§ **抜粋**:
════

腸の壁に穴があき、恐ろしい菌が血流に乗り体中に
コーネル大学の研究チームは、慢性疲労症候群の患者48人と健康な39人の血液と大便のサンプルを入手し、詳細にDNAの分析を行なった。その結果、次のことがわかった。
(1)大便の検査では、慢性疲労症候群の患者は健康な人に比べ、腸内細菌の多様性が極端に低かった。腸内細菌とは、人間の腸の中に住む約3万種類、約1000兆個の細菌のことで、免疫機能に影響を与えており、種類が豊かなほど健康になるといわれる。
(2)また、慢性疲労症候群の患者には、体内の炎症を抑える働きをする腸内細菌が非常に少なかった。この有用な細菌が欠乏している状態は、クローン病や潰瘍性大腸炎の患者に似ていた。2つの病気は、ともに消化器官の壁に炎症性の潰瘍ができ、粘膜がただれる病気で、原因と治療法がわからないため難病に指定されている。
(3)血液検査では、腸管壁浸潤(リーキー・ガット)を引き起こした時と同じ炎症物質が検出された。「リーキー・ガット」は腸の壁がただれて穴があく病気で、最近、体に良くない多くの症状の源として注目されている。

════

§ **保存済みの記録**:
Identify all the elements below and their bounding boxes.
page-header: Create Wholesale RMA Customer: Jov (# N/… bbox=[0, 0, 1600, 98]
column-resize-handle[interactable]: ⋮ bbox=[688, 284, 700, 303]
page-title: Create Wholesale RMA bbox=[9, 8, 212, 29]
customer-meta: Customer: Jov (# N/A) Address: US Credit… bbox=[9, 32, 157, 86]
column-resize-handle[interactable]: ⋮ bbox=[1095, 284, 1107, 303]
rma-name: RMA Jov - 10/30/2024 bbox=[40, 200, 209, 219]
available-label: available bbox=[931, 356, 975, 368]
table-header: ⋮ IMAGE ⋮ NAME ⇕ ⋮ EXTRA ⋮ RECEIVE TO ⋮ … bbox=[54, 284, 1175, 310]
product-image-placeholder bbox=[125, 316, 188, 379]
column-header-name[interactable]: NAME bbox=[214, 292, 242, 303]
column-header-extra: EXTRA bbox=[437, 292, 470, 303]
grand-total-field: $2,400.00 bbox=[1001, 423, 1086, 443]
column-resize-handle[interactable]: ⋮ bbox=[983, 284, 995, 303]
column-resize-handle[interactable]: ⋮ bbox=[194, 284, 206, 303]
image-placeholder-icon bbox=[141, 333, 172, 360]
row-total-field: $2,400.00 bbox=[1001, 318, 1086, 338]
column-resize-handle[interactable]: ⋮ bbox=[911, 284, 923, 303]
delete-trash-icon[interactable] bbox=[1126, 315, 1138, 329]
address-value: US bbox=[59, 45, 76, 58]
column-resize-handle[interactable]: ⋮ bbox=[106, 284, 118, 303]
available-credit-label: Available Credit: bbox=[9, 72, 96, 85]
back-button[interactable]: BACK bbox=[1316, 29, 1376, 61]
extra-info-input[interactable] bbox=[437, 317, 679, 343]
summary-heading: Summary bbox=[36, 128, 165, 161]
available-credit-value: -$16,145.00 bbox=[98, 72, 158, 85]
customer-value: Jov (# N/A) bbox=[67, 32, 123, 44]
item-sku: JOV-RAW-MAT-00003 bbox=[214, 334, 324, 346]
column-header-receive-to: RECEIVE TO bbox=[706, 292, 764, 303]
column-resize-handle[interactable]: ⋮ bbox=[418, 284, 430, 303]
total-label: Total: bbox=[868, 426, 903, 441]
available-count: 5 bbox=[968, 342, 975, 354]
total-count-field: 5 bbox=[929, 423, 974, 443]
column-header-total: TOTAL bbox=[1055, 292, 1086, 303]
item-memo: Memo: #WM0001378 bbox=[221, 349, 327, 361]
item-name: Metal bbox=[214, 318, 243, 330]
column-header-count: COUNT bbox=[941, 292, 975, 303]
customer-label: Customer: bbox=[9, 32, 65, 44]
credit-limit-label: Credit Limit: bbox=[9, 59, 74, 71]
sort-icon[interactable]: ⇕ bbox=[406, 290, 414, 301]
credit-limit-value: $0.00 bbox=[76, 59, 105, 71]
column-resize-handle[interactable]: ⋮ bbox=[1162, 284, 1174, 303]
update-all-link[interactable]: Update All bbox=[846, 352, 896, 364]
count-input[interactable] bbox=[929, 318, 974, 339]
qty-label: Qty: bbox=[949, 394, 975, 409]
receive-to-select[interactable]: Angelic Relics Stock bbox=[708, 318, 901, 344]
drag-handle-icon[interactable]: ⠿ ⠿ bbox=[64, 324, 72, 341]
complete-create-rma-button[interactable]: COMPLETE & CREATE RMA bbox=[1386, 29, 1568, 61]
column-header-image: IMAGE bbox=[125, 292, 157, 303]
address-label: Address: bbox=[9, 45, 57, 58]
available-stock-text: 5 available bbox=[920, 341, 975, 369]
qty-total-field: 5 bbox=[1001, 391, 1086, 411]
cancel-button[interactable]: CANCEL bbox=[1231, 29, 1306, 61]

════

§ **課題の指示**:
慢性疲労症候群と腸内細菌についての本文を、(3)の段落の最後の文に続けて書き継ぎなさい。 この一覧は、本文とは別の出典から取られたものである。

§ **課題の出力**:
(4)腸壁に穴があくと、本来、腸内細菌が駆除するはずの病原菌や有害物質が穴を通じて血液中に漏れだす。そして血流に乗って体中をめぐり、様々な病気を引き起こす。片頭痛、吐き気、下痢、食物アレルギー、うつ病、統合失調症、月経前症候群、更年期障害、喘息、アトピー性皮膚炎、ワキガ、加齢臭...などがそれで、「リーキー・ガット症候群」と呼ばれている。
(5)リーキー・ガットの原因は、乱れた食生活や睡眠不足・喫煙・飲酒・運動不足などのよくない生活習慣によって腸内細菌の状態が悪くなることだ。
(6)血液中の炎症物質を検査することで、83%の確率で慢性疲労症候群と診断することに成功した。